Or sometimes I am writing, and some toggle gets thrown and I come to a screeching halt staring at an English word, thinking, “Is that REALLY how you spell that?” – and no, it doesn’t have to be a complex or a rare word. Sometimes it’s “the”. You see, my own mother tongue doesn’t have “spelling”. We write what we say, exactly, phonetically, and when that toggle gets thrown I am stuck with my mind struggling to phonetically pronounce “the”, and it trips over its own feet and lands in a heap gibbering quietly.

I’m a language nerd, have been all my life. I pick up words easily. I pick up accents and pronunciations – when I talk to individuals with different English accents mine changes to match, instinctively. I don’t try to do it to take the mickey out on anyone, but when I’m in the UK, say, I do sound a LOT more British than when I am yakking to people in the States. My grasp of accent is such that when I speak a language I am NOT completely fluent in people assume that I am because my ACCENT is so good. This can lead to its own problems.

I remember making the mistake once of asking an increasingly upset French-speaking woman once what the issue was to see if I could help because nobody else seemed able to understand her, or she them. She responded with such a rapid barrage of French that it was all I could do to just throw my hands in the air and beg, “Lentement! Lentement!” (and no she did not slow down. I don’t know that she could have…)

My German is even more rudimentary than my French but there was that one time when I was in Gottingen, this beautiful old German university town, with an aunt who lived in Germany and a friend I was travelling with, from South Africa. On our meanders we stopped at a street pretzel seller and I greedily devoured a pretzel – one of those glorious German ones which you don’t GET anywhere else – and I ended up eating it too fast, or perhaps it was too dry, and I got the hiccups. At some point, after this, we stopped at one of those German patisserie places where you just point at the display case and say, oh, I’ll just have one of everything… and we sat down to have some tea and pastries. But our server approached at a crucial moment where my aunt, the only fluent German speaker amongst us, had left to visit the ladies leaving my friend (who spoke not a word and was utterly useless under the circumstances) and me, with my hiccups, at the table. I gave the man our order, in German, SO FAST, trying to stuff all of it in between two hiccups so that I wouldn’t embarrass myself. He went away and when he brought back our stuff it was all perfectly correct according to what we had asked for. I’m sure the man thought I had been born speaking German.

When I’m in full writing mode my headspace is usually English, because that’s the language I write in. But I’m writing about bilingualism and I’ve triggered that Other, even without trying. Even writing this blog post – perhaps especially writing this blog post – I had to stop a couple of times and go, “hm, is that really how you spell that?”.

People are generally envious of other people’s ability to speak other tongues. But just remember, sometimes it’s like fishing for mountain trout in the ocean when it comes to finding a way to coherently express one’s thoughts. Yes, it’s a wonderful problem to have. We multilingual people are blessed by having the ability to do that at all. It’s all good… except when you start wondering how to spell “the” in the middle of an otherwise perfectly sane sentence.
+===+
→ **What is asked**: Return, word for word, the portion of the passage on multilingualism that runs from "I’m a language" up to and including "its own problems.".
+===+
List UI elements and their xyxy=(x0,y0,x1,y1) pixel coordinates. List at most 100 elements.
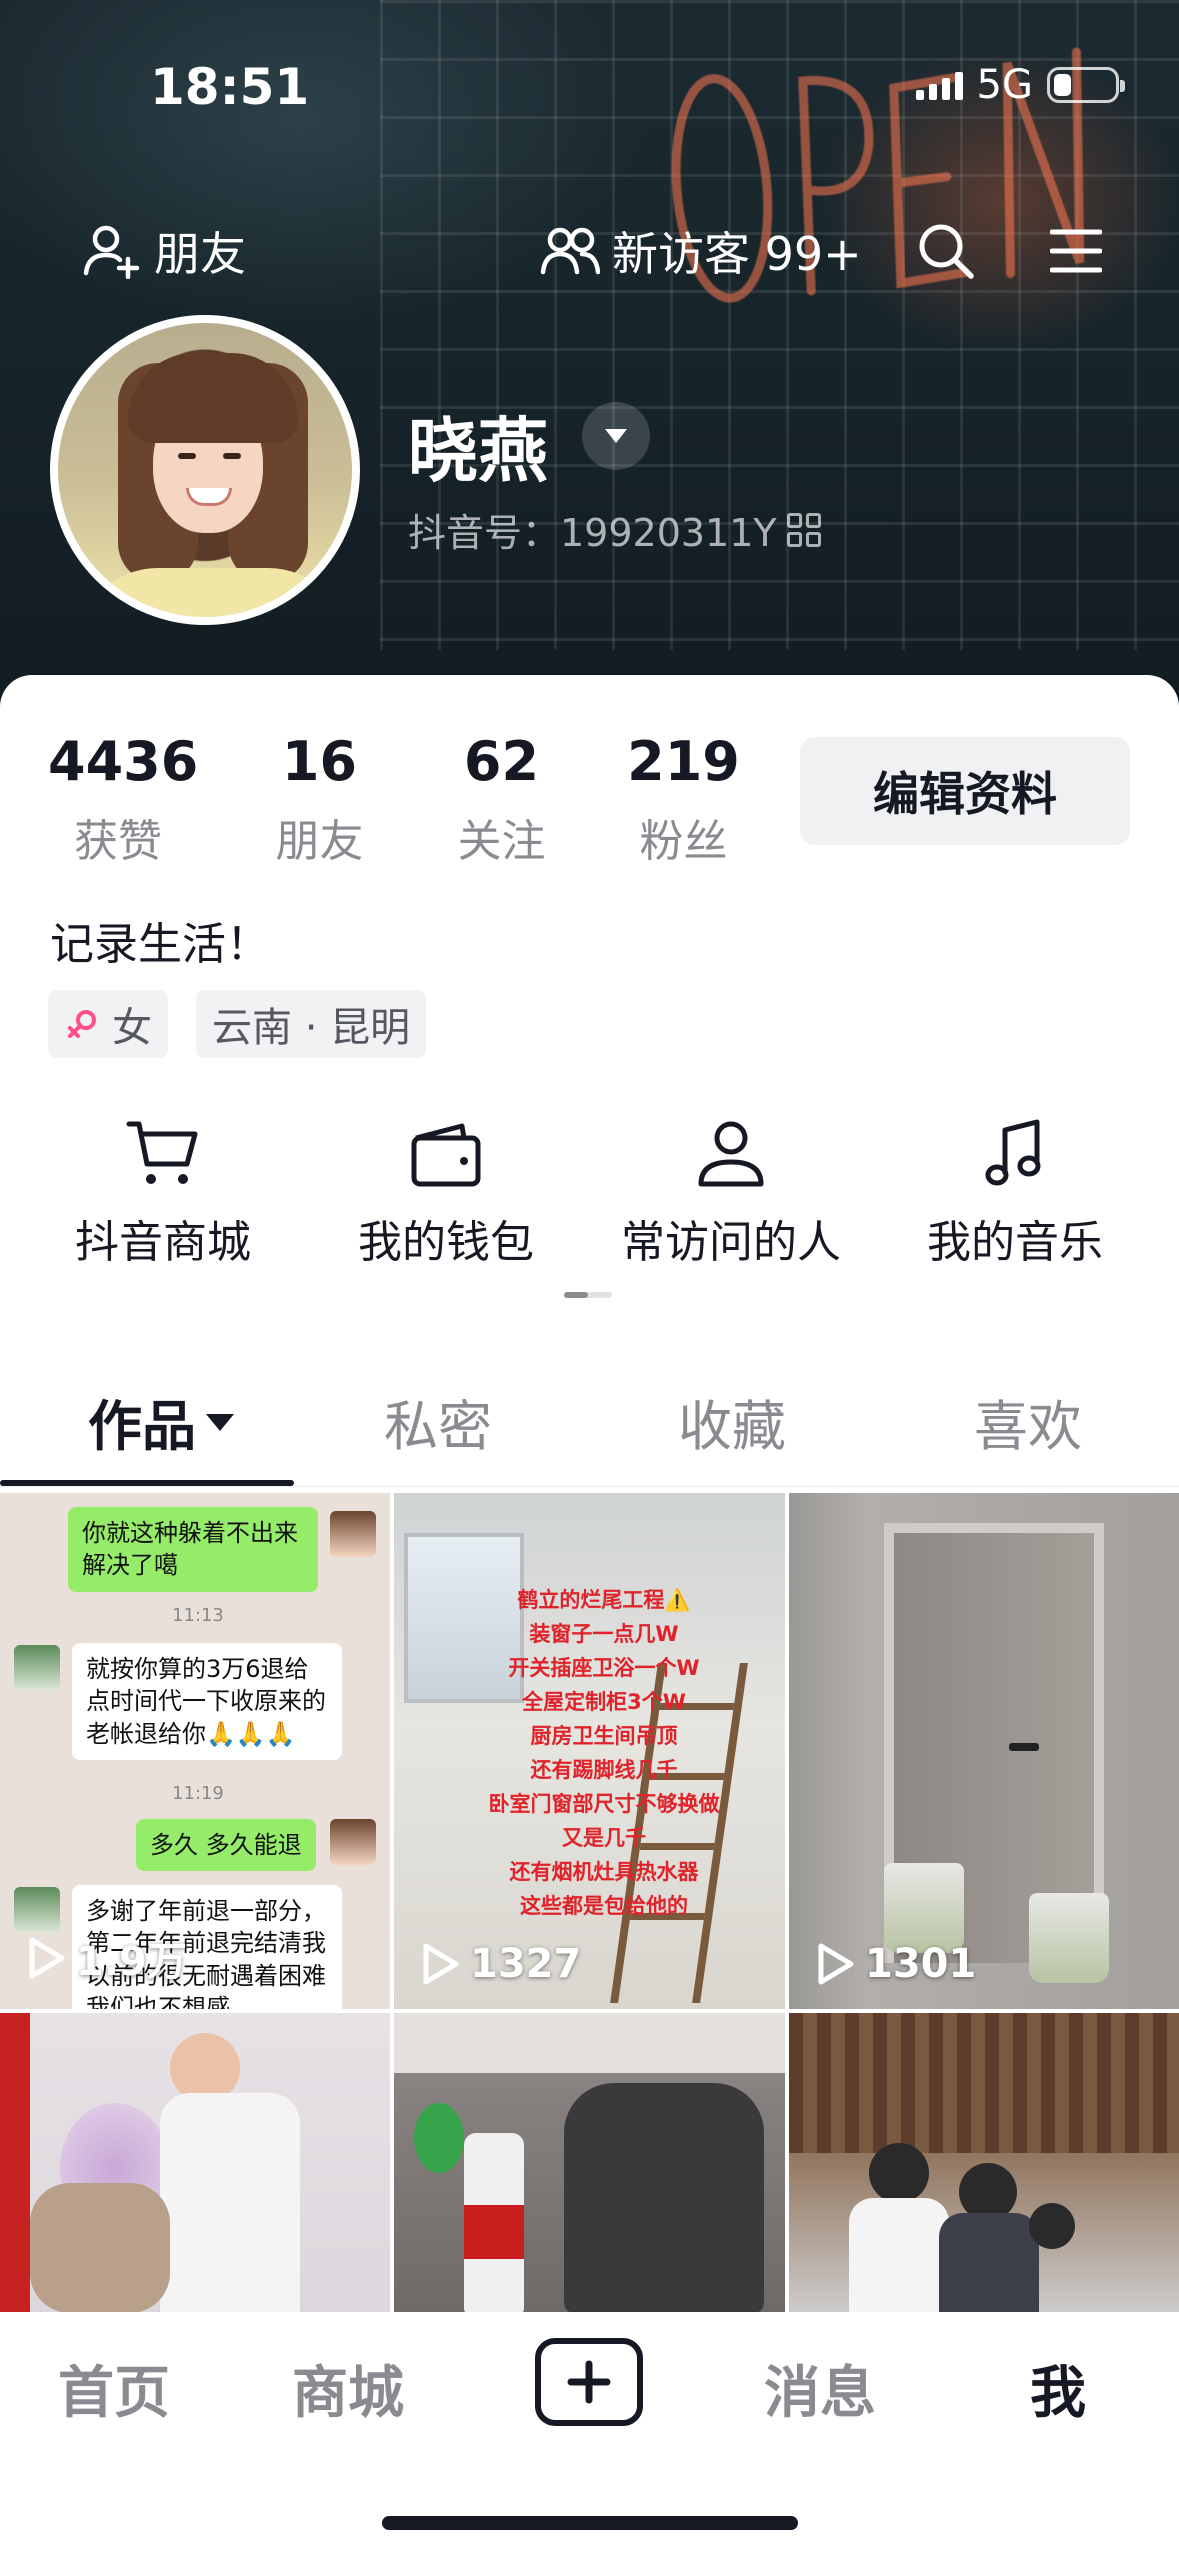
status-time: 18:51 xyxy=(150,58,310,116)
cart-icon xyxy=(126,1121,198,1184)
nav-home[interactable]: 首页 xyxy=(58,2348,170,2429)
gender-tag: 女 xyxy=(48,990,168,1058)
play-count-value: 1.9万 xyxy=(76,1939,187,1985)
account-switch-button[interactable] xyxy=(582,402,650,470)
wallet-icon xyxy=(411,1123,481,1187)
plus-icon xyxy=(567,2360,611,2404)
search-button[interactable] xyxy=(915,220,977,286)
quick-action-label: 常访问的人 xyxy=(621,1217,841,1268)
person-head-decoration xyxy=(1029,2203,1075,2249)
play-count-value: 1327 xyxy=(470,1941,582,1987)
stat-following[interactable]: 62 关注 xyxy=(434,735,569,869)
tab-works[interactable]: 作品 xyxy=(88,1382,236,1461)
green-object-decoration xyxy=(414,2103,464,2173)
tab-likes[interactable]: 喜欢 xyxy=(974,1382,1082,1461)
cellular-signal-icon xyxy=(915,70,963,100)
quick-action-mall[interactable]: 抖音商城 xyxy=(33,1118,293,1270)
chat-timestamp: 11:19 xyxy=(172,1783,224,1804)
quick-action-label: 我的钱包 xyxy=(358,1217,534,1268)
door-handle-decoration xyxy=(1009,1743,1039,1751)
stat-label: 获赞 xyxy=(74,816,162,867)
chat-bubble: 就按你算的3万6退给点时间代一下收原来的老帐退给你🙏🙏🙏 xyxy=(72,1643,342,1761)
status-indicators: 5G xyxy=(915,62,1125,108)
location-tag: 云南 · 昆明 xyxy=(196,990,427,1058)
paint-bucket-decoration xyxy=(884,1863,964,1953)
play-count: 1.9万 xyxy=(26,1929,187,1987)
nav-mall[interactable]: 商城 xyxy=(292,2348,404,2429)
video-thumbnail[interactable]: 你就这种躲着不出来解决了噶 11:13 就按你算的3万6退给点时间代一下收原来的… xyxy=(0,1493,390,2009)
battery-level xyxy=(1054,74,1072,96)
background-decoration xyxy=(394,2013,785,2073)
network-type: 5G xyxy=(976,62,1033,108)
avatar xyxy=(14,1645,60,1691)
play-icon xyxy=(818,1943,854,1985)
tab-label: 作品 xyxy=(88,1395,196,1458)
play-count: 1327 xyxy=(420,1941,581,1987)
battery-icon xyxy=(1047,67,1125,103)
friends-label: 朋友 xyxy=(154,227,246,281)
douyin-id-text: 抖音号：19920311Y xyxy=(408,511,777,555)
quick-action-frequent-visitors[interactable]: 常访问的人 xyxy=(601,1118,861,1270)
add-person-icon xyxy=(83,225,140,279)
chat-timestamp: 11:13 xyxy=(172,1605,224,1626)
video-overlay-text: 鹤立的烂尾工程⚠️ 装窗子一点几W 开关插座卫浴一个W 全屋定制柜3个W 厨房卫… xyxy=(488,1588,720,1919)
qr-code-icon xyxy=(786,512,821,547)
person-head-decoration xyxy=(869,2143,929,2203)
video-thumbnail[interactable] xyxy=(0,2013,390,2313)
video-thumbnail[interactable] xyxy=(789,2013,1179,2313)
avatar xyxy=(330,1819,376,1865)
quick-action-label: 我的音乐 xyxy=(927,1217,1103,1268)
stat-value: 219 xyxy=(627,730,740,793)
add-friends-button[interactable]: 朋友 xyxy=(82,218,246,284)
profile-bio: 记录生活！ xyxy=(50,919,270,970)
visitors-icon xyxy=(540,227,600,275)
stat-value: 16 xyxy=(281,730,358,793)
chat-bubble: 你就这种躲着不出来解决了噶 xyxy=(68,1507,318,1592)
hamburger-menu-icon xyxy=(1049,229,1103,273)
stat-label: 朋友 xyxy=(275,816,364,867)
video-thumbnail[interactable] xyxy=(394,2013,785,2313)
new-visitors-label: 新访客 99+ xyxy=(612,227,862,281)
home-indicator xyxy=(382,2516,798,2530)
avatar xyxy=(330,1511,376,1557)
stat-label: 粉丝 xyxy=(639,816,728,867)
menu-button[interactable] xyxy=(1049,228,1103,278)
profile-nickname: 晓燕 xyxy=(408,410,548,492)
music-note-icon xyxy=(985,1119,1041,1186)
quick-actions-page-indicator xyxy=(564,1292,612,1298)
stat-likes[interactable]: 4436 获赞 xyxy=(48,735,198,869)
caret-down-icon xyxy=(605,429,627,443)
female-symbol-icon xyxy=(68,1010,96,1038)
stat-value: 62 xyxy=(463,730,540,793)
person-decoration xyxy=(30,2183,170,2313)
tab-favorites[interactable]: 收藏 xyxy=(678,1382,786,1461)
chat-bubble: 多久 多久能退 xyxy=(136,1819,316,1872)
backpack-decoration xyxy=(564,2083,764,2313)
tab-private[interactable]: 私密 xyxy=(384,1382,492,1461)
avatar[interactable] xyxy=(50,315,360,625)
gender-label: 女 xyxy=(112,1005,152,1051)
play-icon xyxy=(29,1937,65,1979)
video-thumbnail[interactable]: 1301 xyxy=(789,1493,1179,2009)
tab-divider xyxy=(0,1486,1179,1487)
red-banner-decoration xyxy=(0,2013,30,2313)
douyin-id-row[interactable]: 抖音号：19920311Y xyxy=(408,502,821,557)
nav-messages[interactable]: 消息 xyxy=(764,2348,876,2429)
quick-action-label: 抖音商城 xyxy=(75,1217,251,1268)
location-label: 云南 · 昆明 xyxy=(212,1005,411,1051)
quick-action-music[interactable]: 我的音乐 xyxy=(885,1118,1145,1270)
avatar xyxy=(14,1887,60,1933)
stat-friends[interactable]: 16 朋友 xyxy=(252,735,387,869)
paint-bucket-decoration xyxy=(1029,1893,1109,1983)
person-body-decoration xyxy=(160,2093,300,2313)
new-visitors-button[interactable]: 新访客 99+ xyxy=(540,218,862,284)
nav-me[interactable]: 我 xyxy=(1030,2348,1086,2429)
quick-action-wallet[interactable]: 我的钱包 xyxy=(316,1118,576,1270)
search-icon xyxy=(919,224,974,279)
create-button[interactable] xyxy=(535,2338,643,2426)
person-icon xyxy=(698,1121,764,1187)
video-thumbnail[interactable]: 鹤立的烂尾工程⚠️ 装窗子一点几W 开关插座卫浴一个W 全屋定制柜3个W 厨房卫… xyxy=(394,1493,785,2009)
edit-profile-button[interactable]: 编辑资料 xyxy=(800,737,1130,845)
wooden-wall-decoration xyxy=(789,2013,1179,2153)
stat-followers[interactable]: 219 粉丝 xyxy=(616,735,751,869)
+===+
→ **Complete response**:
I’m a language nerd, have been all my life. I pick up words easily. I pick up accents and pronunciations – when I talk to individuals with different English accents mine changes to match, instinctively. I don’t try to do it to take the mickey out on anyone, but when I’m in the UK, say, I do sound a LOT more British than when I am yakking to people in the States. My grasp of accent is such that when I speak a language I am NOT completely fluent in people assume that I am because my ACCENT is so good. This can lead to its own problems.